_Problem details_
Go through the records below line by line, counting those that contain the word "structure"; answer with the count only.

_Records shown_

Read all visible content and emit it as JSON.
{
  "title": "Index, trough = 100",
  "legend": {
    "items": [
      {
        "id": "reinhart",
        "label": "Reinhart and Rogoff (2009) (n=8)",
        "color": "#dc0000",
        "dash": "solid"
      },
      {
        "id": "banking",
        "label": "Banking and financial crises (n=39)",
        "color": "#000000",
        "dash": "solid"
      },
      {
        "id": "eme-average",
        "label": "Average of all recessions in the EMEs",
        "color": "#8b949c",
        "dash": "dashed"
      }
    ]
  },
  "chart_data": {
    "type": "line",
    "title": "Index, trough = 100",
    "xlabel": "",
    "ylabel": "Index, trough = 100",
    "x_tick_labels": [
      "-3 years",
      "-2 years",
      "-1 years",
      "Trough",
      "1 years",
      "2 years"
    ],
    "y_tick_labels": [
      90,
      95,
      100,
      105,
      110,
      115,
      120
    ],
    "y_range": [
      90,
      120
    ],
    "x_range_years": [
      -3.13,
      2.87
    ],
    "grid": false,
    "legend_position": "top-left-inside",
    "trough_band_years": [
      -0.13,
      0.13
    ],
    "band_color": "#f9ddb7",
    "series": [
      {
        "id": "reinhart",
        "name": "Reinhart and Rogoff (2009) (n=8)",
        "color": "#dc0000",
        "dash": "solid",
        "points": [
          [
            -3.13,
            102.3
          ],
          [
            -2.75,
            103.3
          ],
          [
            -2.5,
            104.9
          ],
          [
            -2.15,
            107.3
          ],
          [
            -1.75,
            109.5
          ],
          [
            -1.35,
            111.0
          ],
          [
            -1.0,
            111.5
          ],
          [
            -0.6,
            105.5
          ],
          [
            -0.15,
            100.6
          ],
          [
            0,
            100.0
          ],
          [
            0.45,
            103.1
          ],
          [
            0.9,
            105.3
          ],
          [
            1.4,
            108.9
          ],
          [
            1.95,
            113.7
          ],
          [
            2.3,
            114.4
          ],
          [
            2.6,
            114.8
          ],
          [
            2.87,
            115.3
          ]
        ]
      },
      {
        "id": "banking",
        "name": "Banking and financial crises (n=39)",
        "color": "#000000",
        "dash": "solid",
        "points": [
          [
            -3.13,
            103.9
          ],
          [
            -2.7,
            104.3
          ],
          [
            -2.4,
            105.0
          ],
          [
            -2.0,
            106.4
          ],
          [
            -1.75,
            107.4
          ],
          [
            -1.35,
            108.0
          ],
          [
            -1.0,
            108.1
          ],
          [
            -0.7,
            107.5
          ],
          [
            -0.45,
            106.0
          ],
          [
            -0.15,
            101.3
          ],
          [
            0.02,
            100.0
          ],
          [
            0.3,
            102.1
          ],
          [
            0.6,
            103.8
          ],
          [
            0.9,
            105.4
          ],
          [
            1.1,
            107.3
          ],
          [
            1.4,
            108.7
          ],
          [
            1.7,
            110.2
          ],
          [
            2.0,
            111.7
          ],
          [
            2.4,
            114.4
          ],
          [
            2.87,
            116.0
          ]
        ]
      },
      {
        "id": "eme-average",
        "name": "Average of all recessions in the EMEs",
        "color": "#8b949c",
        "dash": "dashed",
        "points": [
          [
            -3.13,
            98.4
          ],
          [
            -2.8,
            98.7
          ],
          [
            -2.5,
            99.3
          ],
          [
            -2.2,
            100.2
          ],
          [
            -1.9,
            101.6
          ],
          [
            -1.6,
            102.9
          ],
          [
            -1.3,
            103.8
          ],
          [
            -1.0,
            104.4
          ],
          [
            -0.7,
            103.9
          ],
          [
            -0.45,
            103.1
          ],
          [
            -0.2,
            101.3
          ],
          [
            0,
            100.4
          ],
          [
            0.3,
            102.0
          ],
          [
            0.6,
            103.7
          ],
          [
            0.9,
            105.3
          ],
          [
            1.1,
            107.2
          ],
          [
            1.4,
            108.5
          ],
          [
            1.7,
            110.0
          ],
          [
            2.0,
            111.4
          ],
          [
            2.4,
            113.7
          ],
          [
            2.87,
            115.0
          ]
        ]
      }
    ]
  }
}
---
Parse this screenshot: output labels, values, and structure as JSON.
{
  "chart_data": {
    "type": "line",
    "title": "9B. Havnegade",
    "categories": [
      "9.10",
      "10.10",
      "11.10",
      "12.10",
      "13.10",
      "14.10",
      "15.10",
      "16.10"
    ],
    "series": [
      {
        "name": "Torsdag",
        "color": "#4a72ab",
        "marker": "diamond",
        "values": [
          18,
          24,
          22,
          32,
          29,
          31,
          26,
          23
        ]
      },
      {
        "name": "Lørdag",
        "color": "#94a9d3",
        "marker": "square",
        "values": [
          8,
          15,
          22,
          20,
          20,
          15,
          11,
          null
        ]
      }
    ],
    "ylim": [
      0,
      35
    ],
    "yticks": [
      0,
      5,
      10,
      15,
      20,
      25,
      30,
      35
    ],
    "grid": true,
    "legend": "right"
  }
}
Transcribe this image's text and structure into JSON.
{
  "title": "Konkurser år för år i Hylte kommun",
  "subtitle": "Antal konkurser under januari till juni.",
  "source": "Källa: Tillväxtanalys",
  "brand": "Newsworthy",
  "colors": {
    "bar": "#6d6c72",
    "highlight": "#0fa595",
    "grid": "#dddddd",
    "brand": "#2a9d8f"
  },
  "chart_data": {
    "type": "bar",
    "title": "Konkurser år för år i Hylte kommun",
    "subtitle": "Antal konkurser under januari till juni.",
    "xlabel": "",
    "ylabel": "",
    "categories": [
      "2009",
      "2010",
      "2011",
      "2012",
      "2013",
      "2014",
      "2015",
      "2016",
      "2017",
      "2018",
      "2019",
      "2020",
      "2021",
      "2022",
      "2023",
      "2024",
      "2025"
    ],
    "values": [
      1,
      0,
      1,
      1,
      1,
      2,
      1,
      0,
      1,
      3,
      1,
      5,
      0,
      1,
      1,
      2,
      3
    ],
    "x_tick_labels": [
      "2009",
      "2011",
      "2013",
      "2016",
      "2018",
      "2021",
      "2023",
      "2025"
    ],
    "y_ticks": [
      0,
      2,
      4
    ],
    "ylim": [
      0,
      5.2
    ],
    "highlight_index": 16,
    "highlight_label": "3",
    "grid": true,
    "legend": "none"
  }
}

_Result for this exercise_
2